== Request ==
Repeat every line of the material, character for character.

== Dataset rows about figures ==

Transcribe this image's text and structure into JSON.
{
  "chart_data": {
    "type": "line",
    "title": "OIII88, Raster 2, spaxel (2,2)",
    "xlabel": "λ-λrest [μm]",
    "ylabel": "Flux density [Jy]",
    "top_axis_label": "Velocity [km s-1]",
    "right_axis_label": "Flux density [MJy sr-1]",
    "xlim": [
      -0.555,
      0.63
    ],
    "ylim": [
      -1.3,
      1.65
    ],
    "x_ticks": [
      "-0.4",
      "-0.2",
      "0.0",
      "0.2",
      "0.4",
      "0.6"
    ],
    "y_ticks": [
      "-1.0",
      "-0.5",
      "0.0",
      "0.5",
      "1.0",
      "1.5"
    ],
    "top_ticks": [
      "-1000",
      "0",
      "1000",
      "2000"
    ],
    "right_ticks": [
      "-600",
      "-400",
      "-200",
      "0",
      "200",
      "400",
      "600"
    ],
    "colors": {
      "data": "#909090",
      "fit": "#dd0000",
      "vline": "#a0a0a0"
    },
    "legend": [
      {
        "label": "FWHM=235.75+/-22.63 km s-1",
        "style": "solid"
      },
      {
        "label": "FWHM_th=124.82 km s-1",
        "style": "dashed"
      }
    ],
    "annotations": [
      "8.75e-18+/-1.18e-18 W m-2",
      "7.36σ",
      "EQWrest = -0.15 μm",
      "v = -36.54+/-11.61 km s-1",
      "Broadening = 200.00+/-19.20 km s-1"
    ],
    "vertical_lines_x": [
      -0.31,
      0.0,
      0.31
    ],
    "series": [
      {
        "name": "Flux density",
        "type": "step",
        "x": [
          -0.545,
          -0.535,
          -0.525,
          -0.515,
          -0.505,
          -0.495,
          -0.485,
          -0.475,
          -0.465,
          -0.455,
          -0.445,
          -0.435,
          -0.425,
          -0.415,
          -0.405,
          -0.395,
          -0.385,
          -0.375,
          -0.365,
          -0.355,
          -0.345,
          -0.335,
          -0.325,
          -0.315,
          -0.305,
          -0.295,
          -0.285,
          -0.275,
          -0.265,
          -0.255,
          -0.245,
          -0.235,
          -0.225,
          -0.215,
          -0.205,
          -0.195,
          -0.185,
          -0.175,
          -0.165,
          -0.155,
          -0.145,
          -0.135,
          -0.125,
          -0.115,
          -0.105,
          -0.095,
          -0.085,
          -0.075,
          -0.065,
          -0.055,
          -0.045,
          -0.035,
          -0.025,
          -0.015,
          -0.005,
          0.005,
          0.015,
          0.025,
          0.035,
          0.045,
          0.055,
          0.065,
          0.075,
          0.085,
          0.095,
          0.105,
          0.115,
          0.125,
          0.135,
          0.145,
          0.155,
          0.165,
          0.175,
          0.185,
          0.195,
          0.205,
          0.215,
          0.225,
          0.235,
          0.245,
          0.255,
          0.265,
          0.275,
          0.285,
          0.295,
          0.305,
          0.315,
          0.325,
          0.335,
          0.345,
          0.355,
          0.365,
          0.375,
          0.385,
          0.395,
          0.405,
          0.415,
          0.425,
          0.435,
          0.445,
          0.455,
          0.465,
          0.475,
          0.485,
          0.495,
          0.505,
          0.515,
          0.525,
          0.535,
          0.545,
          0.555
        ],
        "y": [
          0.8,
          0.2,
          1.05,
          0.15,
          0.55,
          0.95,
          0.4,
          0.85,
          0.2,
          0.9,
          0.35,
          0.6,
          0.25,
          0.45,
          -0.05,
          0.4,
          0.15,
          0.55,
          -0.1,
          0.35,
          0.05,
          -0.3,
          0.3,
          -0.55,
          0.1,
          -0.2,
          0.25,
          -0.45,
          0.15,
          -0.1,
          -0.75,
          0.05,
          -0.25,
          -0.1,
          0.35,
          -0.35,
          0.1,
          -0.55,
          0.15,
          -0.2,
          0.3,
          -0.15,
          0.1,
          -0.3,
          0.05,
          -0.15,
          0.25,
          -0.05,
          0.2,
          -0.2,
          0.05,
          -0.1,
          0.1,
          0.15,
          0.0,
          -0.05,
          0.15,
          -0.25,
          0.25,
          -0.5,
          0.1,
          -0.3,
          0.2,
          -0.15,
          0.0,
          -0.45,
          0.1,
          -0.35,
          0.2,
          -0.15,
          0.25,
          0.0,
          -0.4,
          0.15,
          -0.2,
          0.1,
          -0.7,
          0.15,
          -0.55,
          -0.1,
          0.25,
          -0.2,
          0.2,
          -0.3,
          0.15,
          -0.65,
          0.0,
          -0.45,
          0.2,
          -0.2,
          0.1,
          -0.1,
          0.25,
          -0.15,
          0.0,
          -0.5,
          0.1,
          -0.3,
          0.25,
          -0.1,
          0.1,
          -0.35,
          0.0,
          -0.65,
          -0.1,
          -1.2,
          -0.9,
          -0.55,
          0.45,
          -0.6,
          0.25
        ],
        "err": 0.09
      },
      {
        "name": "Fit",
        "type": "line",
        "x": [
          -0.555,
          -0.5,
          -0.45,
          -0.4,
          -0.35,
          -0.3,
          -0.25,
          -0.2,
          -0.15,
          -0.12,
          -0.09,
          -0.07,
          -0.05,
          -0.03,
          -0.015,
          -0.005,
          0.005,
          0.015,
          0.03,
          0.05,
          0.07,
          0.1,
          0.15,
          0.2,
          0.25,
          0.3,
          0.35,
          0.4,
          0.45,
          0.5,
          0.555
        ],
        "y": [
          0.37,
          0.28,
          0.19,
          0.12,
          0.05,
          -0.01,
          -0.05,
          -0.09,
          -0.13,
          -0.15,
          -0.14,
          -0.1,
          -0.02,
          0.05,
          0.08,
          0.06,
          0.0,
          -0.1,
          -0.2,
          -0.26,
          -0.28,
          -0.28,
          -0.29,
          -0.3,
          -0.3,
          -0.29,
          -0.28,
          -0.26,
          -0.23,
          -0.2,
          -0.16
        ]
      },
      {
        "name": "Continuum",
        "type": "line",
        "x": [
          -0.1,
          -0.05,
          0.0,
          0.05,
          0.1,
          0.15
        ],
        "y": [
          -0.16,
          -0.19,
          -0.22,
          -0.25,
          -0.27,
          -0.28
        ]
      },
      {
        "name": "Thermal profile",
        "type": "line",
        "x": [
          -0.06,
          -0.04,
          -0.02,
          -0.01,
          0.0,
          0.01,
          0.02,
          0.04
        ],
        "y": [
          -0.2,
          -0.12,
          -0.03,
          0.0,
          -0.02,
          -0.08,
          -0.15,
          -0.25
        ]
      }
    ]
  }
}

== Response for this exercise ==
Transcribe this image's text and structure into JSON.
{
  "chart_data": {
    "type": "line",
    "title": "OIII88, Raster 2, spaxel (2,2)",
    "xlabel": "λ-λrest [μm]",
    "ylabel": "Flux density [Jy]",
    "top_axis_label": "Velocity [km s-1]",
    "right_axis_label": "Flux density [MJy sr-1]",
    "xlim": [
      -0.555,
      0.63
    ],
    "ylim": [
      -1.3,
      1.65
    ],
    "x_ticks": [
      "-0.4",
      "-0.2",
      "0.0",
      "0.2",
      "0.4",
      "0.6"
    ],
    "y_ticks": [
      "-1.0",
      "-0.5",
      "0.0",
      "0.5",
      "1.0",
      "1.5"
    ],
    "top_ticks": [
      "-1000",
      "0",
      "1000",
      "2000"
    ],
    "right_ticks": [
      "-600",
      "-400",
      "-200",
      "0",
      "200",
      "400",
      "600"
    ],
    "colors": {
      "data": "#909090",
      "fit": "#dd0000",
      "vline": "#a0a0a0"
    },
    "legend": [
      {
        "label": "FWHM=235.75+/-22.63 km s-1",
        "style": "solid"
      },
      {
        "label": "FWHM_th=124.82 km s-1",
        "style": "dashed"
      }
    ],
    "annotations": [
      "8.75e-18+/-1.18e-18 W m-2",
      "7.36σ",
      "EQWrest = -0.15 μm",
      "v = -36.54+/-11.61 km s-1",
      "Broadening = 200.00+/-19.20 km s-1"
    ],
    "vertical_lines_x": [
      -0.31,
      0.0,
      0.31
    ],
    "series": [
      {
        "name": "Flux density",
        "type": "step",
        "x": [
          -0.545,
          -0.535,
          -0.525,
          -0.515,
          -0.505,
          -0.495,
          -0.485,
          -0.475,
          -0.465,
          -0.455,
          -0.445,
          -0.435,
          -0.425,
          -0.415,
          -0.405,
          -0.395,
          -0.385,
          -0.375,
          -0.365,
          -0.355,
          -0.345,
          -0.335,
          -0.325,
          -0.315,
          -0.305,
          -0.295,
          -0.285,
          -0.275,
          -0.265,
          -0.255,
          -0.245,
          -0.235,
          -0.225,
          -0.215,
          -0.205,
          -0.195,
          -0.185,
          -0.175,
          -0.165,
          -0.155,
          -0.145,
          -0.135,
          -0.125,
          -0.115,
          -0.105,
          -0.095,
          -0.085,
          -0.075,
          -0.065,
          -0.055,
          -0.045,
          -0.035,
          -0.025,
          -0.015,
          -0.005,
          0.005,
          0.015,
          0.025,
          0.035,
          0.045,
          0.055,
          0.065,
          0.075,
          0.085,
          0.095,
          0.105,
          0.115,
          0.125,
          0.135,
          0.145,
          0.155,
          0.165,
          0.175,
          0.185,
          0.195,
          0.205,
          0.215,
          0.225,
          0.235,
          0.245,
          0.255,
          0.265,
          0.275,
          0.285,
          0.295,
          0.305,
          0.315,
          0.325,
          0.335,
          0.345,
          0.355,
          0.365,
          0.375,
          0.385,
          0.395,
          0.405,
          0.415,
          0.425,
          0.435,
          0.445,
          0.455,
          0.465,
          0.475,
          0.485,
          0.495,
          0.505,
          0.515,
          0.525,
          0.535,
          0.545,
          0.555
        ],
        "y": [
          0.8,
          0.2,
          1.05,
          0.15,
          0.55,
          0.95,
          0.4,
          0.85,
          0.2,
          0.9,
          0.35,
          0.6,
          0.25,
          0.45,
          -0.05,
          0.4,
          0.15,
          0.55,
          -0.1,
          0.35,
          0.05,
          -0.3,
          0.3,
          -0.55,
          0.1,
          -0.2,
          0.25,
          -0.45,
          0.15,
          -0.1,
          -0.75,
          0.05,
          -0.25,
          -0.1,
          0.35,
          -0.35,
          0.1,
          -0.55,
          0.15,
          -0.2,
          0.3,
          -0.15,
          0.1,
          -0.3,
          0.05,
          -0.15,
          0.25,
          -0.05,
          0.2,
          -0.2,
          0.05,
          -0.1,
          0.1,
          0.15,
          0.0,
          -0.05,
          0.15,
          -0.25,
          0.25,
          -0.5,
          0.1,
          -0.3,
          0.2,
          -0.15,
          0.0,
          -0.45,
          0.1,
          -0.35,
          0.2,
          -0.15,
          0.25,
          0.0,
          -0.4,
          0.15,
          -0.2,
          0.1,
          -0.7,
          0.15,
          -0.55,
          -0.1,
          0.25,
          -0.2,
          0.2,
          -0.3,
          0.15,
          -0.65,
          0.0,
          -0.45,
          0.2,
          -0.2,
          0.1,
          -0.1,
          0.25,
          -0.15,
          0.0,
          -0.5,
          0.1,
          -0.3,
          0.25,
          -0.1,
          0.1,
          -0.35,
          0.0,
          -0.65,
          -0.1,
          -1.2,
          -0.9,
          -0.55,
          0.45,
          -0.6,
          0.25
        ],
        "err": 0.09
      },
      {
        "name": "Fit",
        "type": "line",
        "x": [
          -0.555,
          -0.5,
          -0.45,
          -0.4,
          -0.35,
          -0.3,
          -0.25,
          -0.2,
          -0.15,
          -0.12,
          -0.09,
          -0.07,
          -0.05,
          -0.03,
          -0.015,
          -0.005,
          0.005,
          0.015,
          0.03,
          0.05,
          0.07,
          0.1,
          0.15,
          0.2,
          0.25,
          0.3,
          0.35,
          0.4,
          0.45,
          0.5,
          0.555
        ],
        "y": [
          0.37,
          0.28,
          0.19,
          0.12,
          0.05,
          -0.01,
          -0.05,
          -0.09,
          -0.13,
          -0.15,
          -0.14,
          -0.1,
          -0.02,
          0.05,
          0.08,
          0.06,
          0.0,
          -0.1,
          -0.2,
          -0.26,
          -0.28,
          -0.28,
          -0.29,
          -0.3,
          -0.3,
          -0.29,
          -0.28,
          -0.26,
          -0.23,
          -0.2,
          -0.16
        ]
      },
      {
        "name": "Continuum",
        "type": "line",
        "x": [
          -0.1,
          -0.05,
          0.0,
          0.05,
          0.1,
          0.15
        ],
        "y": [
          -0.16,
          -0.19,
          -0.22,
          -0.25,
          -0.27,
          -0.28
        ]
      },
      {
        "name": "Thermal profile",
        "type": "line",
        "x": [
          -0.06,
          -0.04,
          -0.02,
          -0.01,
          0.0,
          0.01,
          0.02,
          0.04
        ],
        "y": [
          -0.2,
          -0.12,
          -0.03,
          0.0,
          -0.02,
          -0.08,
          -0.15,
          -0.25
        ]
      }
    ]
  }
}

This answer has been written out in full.